▶ Input:

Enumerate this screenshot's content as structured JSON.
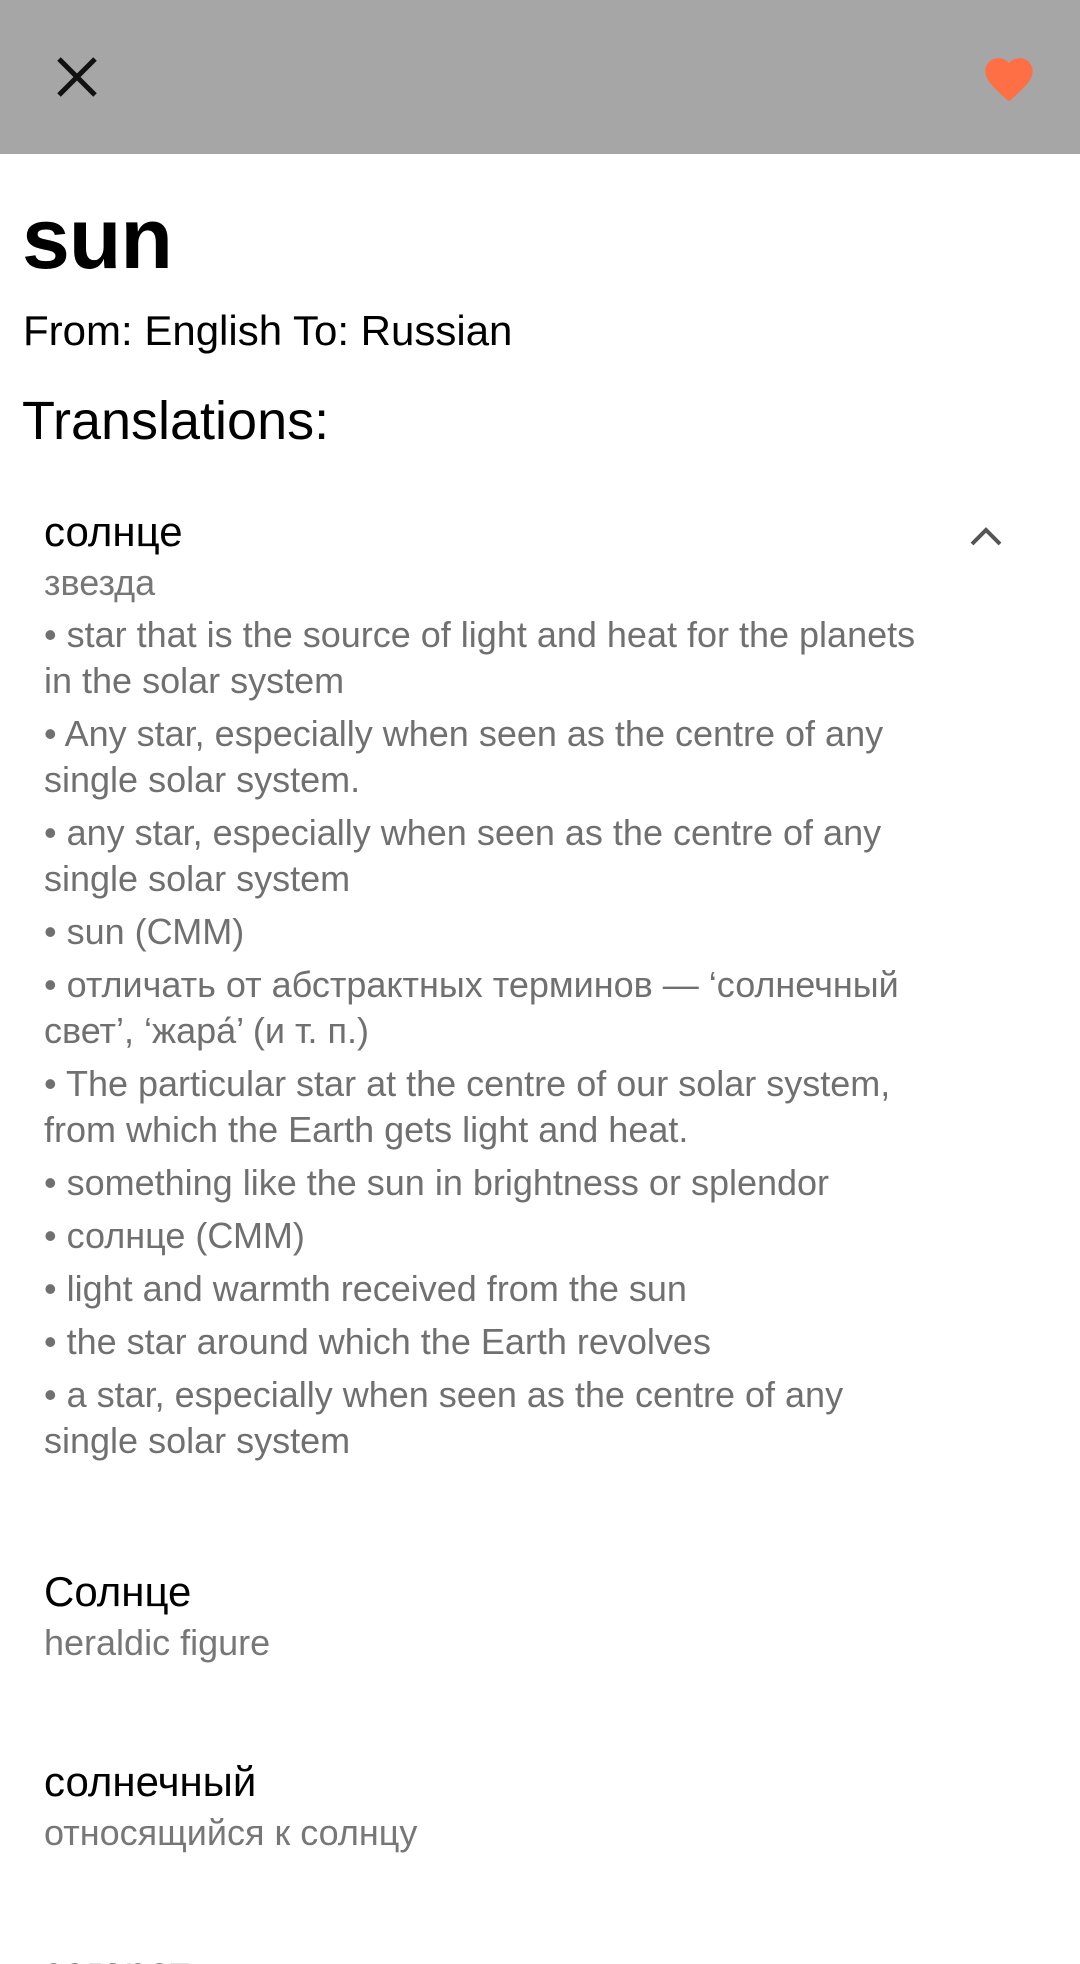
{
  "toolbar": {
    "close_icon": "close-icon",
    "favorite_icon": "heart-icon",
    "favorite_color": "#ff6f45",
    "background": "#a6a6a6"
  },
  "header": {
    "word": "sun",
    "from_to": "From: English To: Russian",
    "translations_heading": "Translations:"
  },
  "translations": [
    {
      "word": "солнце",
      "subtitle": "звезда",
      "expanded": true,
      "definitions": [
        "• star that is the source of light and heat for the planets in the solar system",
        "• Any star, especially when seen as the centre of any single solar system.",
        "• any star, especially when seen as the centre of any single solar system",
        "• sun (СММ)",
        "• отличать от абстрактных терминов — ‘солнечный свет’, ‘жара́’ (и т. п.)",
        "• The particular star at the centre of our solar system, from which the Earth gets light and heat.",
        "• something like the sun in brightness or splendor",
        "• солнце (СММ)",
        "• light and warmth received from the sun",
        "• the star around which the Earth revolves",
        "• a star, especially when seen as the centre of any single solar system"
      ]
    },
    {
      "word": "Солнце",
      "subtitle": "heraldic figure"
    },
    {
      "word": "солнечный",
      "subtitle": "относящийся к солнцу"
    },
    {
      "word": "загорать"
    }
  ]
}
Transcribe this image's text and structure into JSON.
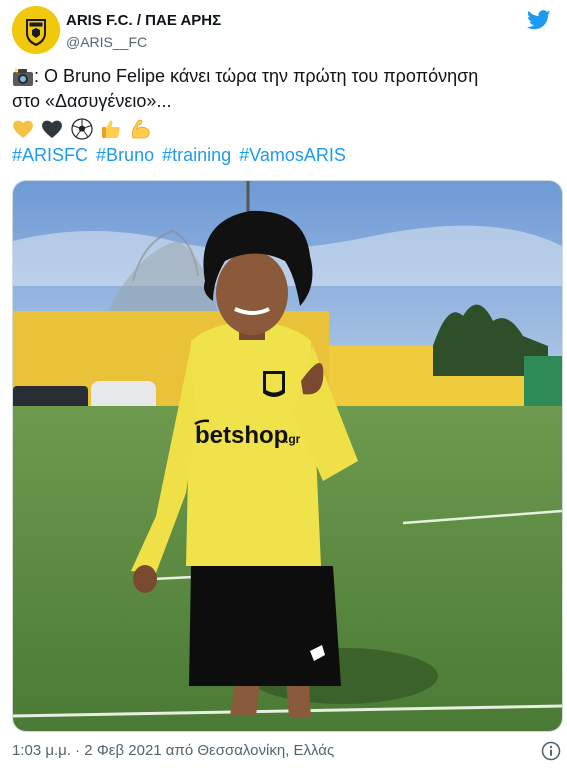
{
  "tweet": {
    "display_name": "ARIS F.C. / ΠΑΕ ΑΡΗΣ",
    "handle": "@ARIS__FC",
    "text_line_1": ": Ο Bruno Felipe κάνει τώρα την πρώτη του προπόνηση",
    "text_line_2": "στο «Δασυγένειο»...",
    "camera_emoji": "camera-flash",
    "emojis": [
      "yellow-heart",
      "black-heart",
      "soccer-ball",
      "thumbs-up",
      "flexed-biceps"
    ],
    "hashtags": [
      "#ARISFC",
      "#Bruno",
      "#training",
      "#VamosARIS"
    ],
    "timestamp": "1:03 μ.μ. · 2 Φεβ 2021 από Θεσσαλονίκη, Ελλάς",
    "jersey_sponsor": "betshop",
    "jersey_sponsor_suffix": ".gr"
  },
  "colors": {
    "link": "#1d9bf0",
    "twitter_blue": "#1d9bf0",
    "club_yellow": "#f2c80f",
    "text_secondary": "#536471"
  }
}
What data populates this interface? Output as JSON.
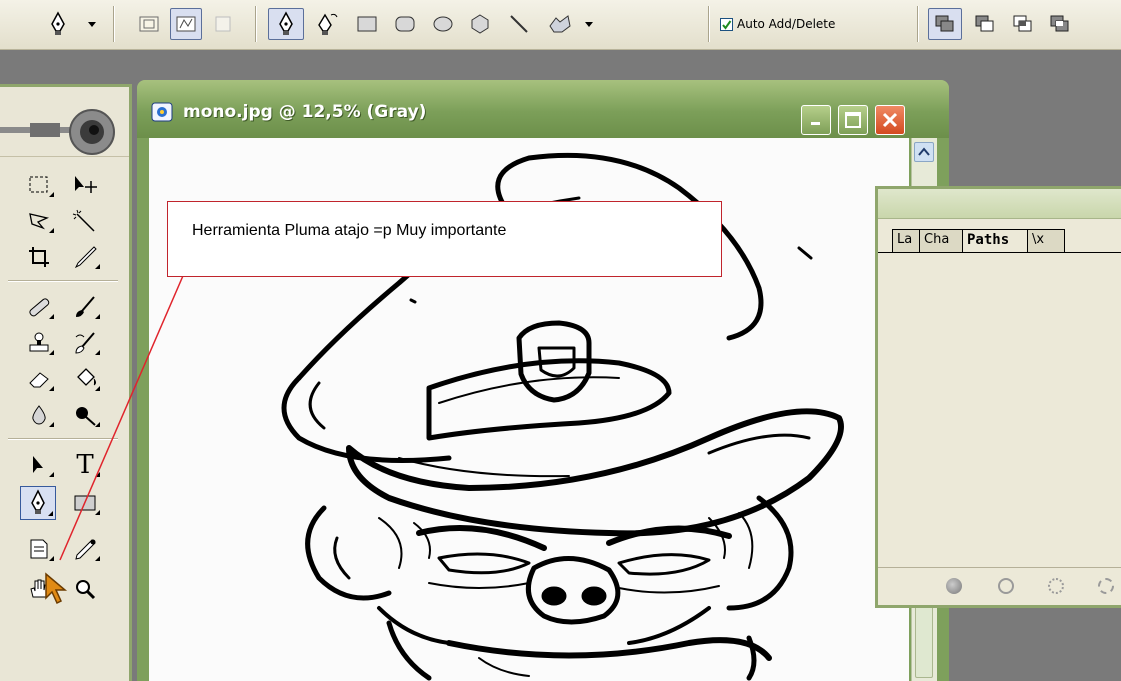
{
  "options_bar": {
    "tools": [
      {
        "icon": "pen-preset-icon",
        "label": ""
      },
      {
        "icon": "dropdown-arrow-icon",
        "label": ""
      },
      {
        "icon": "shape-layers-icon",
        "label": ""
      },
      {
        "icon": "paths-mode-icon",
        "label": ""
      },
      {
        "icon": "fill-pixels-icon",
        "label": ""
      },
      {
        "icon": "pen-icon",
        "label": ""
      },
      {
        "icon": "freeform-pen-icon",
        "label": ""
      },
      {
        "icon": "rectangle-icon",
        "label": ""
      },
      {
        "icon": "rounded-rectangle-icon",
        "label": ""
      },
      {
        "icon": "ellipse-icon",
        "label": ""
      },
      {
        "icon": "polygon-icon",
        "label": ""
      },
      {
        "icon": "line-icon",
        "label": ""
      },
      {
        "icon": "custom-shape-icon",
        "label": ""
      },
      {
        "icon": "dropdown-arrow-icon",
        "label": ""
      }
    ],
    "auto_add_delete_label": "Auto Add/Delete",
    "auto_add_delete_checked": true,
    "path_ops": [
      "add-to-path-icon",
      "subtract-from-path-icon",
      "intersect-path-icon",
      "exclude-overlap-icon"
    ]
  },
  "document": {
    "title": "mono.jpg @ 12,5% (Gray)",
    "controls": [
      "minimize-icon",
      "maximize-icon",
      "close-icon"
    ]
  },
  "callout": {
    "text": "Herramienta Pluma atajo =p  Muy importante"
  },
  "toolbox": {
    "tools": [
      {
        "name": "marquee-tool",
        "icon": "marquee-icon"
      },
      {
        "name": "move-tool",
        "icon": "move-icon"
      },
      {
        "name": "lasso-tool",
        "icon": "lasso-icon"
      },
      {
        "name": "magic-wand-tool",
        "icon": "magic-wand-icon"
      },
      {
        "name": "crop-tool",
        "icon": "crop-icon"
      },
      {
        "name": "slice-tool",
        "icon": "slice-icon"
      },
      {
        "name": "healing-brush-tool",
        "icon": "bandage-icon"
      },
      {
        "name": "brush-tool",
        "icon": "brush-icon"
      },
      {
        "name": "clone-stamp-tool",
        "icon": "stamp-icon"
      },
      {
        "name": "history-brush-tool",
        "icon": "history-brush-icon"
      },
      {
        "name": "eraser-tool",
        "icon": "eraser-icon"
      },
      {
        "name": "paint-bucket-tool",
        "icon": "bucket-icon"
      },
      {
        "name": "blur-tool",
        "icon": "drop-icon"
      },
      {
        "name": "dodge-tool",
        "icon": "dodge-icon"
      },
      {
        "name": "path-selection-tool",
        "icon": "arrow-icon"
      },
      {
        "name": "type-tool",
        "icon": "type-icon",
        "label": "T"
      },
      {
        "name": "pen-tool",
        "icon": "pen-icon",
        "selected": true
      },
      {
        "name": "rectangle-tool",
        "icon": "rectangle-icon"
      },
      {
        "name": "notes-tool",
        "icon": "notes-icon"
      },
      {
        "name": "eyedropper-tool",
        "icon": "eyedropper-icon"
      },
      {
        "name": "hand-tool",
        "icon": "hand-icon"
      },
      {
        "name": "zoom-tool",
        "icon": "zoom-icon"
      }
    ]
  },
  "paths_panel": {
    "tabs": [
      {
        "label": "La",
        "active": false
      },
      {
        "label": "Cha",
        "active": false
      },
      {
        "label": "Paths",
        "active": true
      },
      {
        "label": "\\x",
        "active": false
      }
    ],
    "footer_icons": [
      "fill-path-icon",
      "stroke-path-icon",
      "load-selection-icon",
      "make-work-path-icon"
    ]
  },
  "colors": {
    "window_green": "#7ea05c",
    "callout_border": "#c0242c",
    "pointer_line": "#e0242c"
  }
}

▶ Goal of the exercise:
Read through the data and copy every line where "selection" shows up.

▶ The completed task:
        "name": "path-selection-tool",
      "load-selection-icon",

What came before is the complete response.